- [Work required]
Return each line of the listing that contains the string "nunc".

Extracted data entries:
--------------------------------
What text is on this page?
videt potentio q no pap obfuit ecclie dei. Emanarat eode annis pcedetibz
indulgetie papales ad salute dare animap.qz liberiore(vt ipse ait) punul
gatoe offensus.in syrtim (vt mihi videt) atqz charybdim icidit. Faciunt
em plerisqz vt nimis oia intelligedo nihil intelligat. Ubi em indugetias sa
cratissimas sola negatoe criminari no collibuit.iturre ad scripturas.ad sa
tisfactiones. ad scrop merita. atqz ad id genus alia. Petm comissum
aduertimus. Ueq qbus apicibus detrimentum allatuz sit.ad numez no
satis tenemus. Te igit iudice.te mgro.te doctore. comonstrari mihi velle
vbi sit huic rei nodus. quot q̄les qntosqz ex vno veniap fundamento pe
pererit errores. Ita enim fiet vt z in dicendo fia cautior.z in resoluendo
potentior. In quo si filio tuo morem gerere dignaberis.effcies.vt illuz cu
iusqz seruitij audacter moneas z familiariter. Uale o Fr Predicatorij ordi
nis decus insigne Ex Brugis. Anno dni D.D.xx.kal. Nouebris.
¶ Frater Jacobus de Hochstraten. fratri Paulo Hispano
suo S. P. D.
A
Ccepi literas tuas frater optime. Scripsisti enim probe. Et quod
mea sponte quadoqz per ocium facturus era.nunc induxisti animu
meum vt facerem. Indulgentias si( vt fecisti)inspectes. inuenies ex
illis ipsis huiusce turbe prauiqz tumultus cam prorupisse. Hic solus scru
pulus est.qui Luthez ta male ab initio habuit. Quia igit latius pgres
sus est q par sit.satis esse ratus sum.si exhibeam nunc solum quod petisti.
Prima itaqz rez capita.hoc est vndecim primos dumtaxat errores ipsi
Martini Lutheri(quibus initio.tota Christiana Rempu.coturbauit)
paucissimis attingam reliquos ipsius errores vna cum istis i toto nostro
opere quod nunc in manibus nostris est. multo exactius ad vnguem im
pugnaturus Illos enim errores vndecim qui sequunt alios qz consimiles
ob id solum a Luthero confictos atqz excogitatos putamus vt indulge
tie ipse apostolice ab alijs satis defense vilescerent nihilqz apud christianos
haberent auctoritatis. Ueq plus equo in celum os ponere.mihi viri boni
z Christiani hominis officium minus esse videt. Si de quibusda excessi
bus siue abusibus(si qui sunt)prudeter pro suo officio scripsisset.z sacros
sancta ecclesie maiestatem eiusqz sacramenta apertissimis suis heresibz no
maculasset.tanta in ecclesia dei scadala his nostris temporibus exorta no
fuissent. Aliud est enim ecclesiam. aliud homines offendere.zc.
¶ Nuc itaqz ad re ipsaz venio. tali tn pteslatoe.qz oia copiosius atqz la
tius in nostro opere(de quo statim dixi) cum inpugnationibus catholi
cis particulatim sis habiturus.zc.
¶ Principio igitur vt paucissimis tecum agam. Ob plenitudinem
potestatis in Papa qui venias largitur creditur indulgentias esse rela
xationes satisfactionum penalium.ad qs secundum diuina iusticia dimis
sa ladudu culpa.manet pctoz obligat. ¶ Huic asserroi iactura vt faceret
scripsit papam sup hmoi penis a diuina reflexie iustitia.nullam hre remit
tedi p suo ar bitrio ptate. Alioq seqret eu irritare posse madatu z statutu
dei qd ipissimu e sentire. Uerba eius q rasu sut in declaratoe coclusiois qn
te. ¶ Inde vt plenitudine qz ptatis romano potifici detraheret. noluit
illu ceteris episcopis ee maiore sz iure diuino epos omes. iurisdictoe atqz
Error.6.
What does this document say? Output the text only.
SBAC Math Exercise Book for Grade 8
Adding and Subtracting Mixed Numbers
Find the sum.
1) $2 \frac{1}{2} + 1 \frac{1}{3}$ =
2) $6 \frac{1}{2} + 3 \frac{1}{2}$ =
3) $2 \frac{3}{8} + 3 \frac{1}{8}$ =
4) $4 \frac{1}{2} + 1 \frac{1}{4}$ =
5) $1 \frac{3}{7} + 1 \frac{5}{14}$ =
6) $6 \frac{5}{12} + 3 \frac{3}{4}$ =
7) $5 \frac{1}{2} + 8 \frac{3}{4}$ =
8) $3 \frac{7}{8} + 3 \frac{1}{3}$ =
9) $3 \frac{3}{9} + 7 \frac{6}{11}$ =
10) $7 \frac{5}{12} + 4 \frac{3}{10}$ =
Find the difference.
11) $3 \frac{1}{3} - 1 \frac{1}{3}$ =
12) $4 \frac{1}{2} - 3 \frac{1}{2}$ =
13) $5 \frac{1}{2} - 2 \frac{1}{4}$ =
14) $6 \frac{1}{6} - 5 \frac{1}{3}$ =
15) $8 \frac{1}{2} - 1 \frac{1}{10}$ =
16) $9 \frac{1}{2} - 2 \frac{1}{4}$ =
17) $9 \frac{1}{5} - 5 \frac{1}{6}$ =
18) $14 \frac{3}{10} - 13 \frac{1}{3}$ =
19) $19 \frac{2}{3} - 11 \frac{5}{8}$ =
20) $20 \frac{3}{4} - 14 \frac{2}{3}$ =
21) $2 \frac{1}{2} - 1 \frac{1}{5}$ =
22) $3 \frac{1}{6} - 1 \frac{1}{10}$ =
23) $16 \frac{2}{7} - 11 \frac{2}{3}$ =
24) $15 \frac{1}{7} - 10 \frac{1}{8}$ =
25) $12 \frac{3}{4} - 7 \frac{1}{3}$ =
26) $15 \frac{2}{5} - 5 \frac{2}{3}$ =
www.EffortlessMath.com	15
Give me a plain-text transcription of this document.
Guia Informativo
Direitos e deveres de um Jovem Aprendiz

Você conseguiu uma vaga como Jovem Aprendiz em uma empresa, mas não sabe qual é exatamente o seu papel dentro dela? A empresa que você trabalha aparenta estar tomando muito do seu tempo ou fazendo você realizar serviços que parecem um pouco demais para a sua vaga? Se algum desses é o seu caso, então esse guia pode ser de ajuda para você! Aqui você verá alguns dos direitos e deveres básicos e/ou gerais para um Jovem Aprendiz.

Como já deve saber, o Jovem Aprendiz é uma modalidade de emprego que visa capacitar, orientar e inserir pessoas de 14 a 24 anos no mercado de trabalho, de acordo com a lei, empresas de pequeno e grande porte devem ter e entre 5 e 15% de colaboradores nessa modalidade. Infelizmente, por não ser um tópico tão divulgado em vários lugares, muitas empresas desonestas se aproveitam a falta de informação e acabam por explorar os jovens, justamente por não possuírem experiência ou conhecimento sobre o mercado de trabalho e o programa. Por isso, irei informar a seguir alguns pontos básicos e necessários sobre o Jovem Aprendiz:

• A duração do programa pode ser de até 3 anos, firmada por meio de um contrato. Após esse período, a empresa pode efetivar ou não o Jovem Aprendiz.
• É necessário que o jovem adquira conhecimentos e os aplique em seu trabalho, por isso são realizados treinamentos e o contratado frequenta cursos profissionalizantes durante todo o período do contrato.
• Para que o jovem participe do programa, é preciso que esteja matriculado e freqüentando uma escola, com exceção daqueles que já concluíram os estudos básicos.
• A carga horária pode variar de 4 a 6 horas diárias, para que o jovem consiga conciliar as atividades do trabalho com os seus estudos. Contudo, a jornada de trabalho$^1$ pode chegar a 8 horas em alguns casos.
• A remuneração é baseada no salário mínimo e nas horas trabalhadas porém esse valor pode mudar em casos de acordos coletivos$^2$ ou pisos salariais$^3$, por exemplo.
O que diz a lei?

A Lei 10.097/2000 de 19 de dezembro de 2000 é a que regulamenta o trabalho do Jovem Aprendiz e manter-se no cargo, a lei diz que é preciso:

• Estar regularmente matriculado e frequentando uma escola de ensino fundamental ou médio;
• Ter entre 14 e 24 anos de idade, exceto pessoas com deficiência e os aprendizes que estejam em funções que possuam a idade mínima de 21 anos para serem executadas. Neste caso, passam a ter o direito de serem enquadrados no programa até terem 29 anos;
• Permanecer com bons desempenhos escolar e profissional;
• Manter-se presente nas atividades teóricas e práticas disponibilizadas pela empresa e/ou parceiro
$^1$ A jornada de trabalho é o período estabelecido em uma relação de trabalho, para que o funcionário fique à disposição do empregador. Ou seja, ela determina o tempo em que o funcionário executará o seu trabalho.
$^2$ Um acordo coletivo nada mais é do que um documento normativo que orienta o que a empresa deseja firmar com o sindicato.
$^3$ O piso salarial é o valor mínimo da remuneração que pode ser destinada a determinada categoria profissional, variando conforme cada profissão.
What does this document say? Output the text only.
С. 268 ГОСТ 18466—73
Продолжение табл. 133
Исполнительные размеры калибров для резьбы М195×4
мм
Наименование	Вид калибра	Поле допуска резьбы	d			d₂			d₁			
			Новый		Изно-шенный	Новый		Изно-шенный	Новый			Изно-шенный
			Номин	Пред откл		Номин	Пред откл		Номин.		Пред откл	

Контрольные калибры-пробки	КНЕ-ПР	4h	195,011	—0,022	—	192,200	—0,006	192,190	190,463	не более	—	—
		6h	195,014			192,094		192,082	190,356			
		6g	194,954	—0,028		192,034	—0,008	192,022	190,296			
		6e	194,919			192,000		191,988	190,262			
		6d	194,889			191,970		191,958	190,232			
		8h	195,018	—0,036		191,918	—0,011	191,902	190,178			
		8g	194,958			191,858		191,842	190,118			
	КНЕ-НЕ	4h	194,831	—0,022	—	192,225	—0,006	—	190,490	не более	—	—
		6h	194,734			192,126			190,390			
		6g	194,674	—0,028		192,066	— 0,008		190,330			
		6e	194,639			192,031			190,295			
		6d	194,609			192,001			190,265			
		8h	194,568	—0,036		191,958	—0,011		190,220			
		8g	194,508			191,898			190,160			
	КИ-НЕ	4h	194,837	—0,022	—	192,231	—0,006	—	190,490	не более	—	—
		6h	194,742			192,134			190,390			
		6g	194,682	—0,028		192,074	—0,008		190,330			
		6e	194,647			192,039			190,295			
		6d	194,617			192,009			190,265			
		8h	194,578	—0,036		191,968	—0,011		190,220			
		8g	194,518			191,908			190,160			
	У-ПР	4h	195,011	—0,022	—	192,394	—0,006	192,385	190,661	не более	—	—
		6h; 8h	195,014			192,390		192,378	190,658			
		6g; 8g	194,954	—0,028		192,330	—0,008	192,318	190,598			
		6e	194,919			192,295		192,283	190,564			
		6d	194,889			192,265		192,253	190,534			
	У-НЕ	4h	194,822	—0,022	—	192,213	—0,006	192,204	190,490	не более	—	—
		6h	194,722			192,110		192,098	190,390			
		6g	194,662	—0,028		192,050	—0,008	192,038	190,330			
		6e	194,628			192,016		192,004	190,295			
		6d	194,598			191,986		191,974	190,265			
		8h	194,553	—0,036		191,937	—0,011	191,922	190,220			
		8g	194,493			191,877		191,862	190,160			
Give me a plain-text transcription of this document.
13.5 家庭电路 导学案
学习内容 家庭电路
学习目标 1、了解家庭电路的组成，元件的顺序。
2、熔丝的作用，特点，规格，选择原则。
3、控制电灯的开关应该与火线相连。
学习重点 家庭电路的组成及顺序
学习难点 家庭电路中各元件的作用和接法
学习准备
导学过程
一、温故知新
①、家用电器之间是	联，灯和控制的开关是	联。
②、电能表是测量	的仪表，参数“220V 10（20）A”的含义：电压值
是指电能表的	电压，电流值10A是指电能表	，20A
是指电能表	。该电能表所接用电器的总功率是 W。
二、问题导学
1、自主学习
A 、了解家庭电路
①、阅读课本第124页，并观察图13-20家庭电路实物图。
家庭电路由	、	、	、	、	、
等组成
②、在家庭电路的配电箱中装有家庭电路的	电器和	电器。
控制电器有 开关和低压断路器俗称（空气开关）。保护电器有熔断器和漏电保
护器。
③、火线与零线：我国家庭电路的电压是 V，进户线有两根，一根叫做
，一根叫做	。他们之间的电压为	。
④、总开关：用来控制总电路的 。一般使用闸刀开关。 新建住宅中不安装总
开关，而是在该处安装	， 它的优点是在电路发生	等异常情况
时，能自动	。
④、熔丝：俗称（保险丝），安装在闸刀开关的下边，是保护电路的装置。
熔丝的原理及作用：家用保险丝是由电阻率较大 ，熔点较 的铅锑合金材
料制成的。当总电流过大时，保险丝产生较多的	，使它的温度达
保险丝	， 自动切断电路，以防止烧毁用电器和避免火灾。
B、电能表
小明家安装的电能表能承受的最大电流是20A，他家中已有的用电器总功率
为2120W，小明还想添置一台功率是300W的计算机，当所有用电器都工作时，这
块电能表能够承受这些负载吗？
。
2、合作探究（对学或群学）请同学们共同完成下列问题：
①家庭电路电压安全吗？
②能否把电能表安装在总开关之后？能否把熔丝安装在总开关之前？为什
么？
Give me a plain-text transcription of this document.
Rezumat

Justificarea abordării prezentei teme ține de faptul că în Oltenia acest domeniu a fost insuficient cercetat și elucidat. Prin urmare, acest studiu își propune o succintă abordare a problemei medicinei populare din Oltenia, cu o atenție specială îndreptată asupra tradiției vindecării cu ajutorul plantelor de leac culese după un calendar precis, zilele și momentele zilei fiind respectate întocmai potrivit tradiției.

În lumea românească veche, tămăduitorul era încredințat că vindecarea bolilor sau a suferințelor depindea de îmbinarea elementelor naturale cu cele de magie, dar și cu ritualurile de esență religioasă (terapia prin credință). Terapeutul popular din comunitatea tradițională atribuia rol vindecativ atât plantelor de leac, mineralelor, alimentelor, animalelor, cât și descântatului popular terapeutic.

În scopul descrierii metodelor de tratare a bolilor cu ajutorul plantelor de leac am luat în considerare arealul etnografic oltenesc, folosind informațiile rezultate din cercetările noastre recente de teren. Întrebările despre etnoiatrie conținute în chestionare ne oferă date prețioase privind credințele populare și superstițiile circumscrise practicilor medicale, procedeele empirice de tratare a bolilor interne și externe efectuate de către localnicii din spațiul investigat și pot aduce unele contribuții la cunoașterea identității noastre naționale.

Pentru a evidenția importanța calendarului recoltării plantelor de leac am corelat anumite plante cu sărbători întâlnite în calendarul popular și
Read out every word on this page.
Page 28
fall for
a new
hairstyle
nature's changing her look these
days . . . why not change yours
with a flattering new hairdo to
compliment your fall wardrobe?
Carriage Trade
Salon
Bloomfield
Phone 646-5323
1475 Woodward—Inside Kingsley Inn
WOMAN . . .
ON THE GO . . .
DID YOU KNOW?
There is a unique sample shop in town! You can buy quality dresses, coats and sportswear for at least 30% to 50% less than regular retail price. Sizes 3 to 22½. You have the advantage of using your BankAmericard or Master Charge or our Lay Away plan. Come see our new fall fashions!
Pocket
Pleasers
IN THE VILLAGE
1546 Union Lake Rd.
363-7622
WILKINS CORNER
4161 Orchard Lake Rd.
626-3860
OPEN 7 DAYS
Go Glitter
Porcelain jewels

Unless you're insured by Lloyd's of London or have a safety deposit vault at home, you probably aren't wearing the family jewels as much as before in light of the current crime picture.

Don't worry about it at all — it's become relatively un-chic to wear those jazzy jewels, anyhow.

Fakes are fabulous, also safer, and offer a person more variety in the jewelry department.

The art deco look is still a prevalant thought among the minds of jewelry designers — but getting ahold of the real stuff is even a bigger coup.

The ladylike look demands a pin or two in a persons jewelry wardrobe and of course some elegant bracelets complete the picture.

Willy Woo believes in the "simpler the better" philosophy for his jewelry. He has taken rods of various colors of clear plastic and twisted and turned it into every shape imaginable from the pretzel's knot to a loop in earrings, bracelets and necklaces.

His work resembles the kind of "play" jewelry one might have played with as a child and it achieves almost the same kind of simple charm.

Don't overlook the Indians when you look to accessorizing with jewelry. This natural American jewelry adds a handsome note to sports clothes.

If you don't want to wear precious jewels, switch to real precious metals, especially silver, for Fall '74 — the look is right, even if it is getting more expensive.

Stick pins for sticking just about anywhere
--------------------------------
- [Output of the exercise]
mea sponte quadoqz per ocium facturus era.nunc induxisti animu
sus est q par sit.satis esse ratus sum.si exhibeam nunc solum quod petisti.
opere quod nunc in manibus nostris est. multo exactius ad vnguem im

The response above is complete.